EXERCISE AIM:
Answer with one number: how many lines hold "value".

(Extracted records)
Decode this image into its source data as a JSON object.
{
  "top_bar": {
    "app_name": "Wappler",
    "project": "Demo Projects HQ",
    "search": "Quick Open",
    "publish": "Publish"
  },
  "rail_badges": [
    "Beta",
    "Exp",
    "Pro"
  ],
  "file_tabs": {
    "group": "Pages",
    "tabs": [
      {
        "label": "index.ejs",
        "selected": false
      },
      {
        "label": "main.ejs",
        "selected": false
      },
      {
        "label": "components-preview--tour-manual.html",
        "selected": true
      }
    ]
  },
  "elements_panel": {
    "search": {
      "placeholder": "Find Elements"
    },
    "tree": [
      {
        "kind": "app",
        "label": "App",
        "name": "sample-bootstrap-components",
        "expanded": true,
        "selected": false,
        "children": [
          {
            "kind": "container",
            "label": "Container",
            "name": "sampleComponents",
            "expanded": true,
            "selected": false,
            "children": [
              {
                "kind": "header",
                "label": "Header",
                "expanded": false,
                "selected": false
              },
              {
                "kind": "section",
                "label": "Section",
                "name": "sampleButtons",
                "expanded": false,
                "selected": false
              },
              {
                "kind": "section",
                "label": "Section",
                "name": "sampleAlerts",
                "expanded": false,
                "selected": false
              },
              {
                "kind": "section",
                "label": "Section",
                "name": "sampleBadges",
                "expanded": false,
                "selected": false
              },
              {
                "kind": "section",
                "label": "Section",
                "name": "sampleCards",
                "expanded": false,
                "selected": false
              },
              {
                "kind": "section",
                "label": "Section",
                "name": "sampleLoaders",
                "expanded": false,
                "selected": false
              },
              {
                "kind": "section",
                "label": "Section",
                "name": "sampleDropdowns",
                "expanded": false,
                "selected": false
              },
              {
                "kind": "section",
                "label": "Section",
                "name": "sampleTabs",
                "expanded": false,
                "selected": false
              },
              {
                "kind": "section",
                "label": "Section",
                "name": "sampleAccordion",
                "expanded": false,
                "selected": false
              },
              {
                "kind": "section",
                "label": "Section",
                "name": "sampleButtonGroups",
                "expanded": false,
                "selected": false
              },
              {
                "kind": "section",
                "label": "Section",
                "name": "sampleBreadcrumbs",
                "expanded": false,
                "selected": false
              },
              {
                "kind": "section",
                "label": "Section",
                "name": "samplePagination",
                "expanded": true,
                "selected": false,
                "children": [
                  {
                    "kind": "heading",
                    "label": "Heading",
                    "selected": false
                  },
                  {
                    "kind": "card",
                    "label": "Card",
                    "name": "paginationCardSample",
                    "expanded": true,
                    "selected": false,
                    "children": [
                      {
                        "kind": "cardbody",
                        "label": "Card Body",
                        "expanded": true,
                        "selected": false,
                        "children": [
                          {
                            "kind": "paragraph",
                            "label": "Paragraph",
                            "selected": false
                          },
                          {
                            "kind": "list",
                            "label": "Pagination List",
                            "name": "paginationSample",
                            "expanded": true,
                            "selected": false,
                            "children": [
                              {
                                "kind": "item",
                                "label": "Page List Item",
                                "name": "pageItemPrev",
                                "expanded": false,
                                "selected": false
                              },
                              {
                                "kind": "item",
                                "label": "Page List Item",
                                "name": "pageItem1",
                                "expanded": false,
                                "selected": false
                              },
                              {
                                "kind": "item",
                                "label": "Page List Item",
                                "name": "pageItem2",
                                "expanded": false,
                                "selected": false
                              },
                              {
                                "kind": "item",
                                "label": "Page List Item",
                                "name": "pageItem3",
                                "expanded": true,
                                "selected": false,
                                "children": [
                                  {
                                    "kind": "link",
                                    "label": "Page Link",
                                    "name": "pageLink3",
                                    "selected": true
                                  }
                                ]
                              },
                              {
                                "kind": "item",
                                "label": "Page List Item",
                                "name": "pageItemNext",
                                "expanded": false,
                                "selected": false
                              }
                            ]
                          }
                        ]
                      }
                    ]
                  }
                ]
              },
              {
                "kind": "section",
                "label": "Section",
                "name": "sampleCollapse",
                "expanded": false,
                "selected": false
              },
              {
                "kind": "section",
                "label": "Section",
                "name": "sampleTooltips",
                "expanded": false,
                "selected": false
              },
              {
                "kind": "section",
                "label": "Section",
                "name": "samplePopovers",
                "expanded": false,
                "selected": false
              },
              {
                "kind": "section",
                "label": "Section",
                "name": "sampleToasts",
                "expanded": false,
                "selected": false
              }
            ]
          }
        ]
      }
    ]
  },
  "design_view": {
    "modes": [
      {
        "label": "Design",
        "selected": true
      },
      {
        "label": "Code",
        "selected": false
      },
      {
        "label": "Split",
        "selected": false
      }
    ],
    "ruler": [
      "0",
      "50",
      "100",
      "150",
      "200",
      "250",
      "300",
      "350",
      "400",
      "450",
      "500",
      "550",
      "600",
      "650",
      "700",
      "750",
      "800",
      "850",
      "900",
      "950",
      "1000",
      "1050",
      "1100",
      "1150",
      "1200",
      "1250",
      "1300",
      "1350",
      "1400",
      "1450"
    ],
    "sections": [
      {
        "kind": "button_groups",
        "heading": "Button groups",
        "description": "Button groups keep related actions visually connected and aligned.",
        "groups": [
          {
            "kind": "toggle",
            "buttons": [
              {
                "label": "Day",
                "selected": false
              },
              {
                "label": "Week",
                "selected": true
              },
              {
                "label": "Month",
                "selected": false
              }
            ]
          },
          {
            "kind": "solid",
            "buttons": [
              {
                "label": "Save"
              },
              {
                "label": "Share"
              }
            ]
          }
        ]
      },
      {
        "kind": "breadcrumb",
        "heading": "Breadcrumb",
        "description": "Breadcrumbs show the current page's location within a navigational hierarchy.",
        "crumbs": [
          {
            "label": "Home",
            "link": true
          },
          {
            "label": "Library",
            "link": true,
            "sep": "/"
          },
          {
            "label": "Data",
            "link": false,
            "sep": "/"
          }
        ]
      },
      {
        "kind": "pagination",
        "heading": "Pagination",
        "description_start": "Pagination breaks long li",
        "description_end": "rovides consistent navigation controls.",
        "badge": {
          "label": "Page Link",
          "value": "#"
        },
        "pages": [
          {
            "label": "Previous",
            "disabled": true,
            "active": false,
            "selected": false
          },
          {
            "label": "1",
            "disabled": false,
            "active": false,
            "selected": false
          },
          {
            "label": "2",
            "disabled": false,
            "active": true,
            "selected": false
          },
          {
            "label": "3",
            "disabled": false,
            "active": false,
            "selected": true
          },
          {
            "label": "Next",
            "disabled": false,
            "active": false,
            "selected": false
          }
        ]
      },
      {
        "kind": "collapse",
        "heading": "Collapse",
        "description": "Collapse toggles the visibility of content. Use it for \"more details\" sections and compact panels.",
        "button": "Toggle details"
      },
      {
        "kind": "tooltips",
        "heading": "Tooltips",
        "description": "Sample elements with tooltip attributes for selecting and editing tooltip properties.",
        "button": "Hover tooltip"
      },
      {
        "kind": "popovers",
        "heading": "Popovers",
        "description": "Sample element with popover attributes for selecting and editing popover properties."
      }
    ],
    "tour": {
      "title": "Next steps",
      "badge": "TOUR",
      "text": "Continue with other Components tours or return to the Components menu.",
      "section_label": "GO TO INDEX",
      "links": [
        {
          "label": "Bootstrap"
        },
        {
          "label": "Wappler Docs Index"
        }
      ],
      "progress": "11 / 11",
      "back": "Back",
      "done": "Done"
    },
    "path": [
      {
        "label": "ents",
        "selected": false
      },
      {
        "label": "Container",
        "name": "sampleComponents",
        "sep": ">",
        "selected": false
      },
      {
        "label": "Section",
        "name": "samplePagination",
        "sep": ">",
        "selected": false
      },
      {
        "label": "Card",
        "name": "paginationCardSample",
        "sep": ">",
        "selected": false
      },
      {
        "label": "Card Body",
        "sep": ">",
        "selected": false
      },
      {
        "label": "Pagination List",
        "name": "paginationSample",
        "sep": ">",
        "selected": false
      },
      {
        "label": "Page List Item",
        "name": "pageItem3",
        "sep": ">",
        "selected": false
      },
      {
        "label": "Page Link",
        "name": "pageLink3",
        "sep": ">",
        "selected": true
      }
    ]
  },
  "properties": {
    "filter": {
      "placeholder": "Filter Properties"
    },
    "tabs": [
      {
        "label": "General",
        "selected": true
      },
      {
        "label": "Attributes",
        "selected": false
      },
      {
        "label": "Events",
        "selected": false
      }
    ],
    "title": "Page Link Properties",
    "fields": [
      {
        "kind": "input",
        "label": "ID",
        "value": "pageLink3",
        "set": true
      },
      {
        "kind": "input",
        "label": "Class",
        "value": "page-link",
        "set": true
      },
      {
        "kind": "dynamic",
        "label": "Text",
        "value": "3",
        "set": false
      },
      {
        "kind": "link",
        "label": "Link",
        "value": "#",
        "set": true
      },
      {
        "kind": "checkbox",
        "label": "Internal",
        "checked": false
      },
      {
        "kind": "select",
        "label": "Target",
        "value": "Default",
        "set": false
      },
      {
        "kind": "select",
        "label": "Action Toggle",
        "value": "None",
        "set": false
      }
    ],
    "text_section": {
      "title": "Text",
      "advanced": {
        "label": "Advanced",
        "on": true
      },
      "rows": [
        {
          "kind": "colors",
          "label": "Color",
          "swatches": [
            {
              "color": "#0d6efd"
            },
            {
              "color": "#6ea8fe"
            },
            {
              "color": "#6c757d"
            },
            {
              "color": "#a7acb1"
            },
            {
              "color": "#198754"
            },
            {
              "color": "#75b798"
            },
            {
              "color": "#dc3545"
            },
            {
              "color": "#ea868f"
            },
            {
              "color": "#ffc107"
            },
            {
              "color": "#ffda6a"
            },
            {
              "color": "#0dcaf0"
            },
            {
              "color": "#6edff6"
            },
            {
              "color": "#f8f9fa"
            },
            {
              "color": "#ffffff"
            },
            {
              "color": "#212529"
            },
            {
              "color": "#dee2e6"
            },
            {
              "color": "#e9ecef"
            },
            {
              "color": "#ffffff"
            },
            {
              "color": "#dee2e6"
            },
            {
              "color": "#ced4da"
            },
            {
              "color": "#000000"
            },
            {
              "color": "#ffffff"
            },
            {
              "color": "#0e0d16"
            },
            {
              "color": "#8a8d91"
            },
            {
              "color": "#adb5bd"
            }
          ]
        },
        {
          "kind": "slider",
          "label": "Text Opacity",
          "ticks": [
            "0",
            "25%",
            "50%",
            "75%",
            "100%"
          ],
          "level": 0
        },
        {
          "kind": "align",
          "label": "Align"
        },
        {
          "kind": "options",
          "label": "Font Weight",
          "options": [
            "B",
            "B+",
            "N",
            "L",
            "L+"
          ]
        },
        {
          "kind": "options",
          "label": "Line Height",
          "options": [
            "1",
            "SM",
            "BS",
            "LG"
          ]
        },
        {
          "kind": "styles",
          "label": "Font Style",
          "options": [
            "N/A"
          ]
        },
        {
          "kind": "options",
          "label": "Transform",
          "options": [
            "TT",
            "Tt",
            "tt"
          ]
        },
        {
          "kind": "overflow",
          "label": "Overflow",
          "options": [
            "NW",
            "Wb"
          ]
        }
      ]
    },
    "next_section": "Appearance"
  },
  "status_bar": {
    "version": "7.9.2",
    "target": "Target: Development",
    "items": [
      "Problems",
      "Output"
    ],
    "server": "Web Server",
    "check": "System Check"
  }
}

FULL RESPONSE:
7